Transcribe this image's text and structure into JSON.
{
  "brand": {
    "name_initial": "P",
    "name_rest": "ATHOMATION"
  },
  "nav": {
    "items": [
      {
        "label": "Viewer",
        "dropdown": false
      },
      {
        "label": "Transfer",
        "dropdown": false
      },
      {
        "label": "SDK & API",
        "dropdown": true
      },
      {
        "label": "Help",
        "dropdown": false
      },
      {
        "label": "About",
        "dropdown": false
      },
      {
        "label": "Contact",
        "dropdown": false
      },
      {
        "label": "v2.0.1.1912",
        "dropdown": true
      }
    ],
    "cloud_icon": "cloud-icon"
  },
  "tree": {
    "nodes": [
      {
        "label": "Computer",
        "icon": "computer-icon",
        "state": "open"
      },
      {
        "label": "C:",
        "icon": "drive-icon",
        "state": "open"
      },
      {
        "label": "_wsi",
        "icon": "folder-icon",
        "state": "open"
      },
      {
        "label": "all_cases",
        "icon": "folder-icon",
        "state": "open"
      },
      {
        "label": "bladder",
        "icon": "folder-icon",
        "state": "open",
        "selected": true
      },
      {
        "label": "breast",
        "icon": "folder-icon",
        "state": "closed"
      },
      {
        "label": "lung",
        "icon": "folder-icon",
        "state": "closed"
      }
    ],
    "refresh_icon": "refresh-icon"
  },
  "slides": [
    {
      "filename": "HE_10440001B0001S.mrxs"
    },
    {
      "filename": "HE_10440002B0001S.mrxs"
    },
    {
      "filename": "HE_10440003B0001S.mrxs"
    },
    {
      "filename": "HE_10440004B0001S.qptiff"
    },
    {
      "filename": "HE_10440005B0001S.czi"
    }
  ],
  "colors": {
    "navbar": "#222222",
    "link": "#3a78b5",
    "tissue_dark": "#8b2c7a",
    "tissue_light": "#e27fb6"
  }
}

-=-=-

Directive
Generate an exact reproduction of all entries.

Answer for the task
Transcribe this image's text and structure into JSON.
{
  "brand": {
    "name_initial": "P",
    "name_rest": "ATHOMATION"
  },
  "nav": {
    "items": [
      {
        "label": "Viewer",
        "dropdown": false
      },
      {
        "label": "Transfer",
        "dropdown": false
      },
      {
        "label": "SDK & API",
        "dropdown": true
      },
      {
        "label": "Help",
        "dropdown": false
      },
      {
        "label": "About",
        "dropdown": false
      },
      {
        "label": "Contact",
        "dropdown": false
      },
      {
        "label": "v2.0.1.1912",
        "dropdown": true
      }
    ],
    "cloud_icon": "cloud-icon"
  },
  "tree": {
    "nodes": [
      {
        "label": "Computer",
        "icon": "computer-icon",
        "state": "open"
      },
      {
        "label": "C:",
        "icon": "drive-icon",
        "state": "open"
      },
      {
        "label": "_wsi",
        "icon": "folder-icon",
        "state": "open"
      },
      {
        "label": "all_cases",
        "icon": "folder-icon",
        "state": "open"
      },
      {
        "label": "bladder",
        "icon": "folder-icon",
        "state": "open",
        "selected": true
      },
      {
        "label": "breast",
        "icon": "folder-icon",
        "state": "closed"
      },
      {
        "label": "lung",
        "icon": "folder-icon",
        "state": "closed"
      }
    ],
    "refresh_icon": "refresh-icon"
  },
  "slides": [
    {
      "filename": "HE_10440001B0001S.mrxs"
    },
    {
      "filename": "HE_10440002B0001S.mrxs"
    },
    {
      "filename": "HE_10440003B0001S.mrxs"
    },
    {
      "filename": "HE_10440004B0001S.qptiff"
    },
    {
      "filename": "HE_10440005B0001S.czi"
    }
  ],
  "colors": {
    "navbar": "#222222",
    "link": "#3a78b5",
    "tissue_dark": "#8b2c7a",
    "tissue_light": "#e27fb6"
  }
}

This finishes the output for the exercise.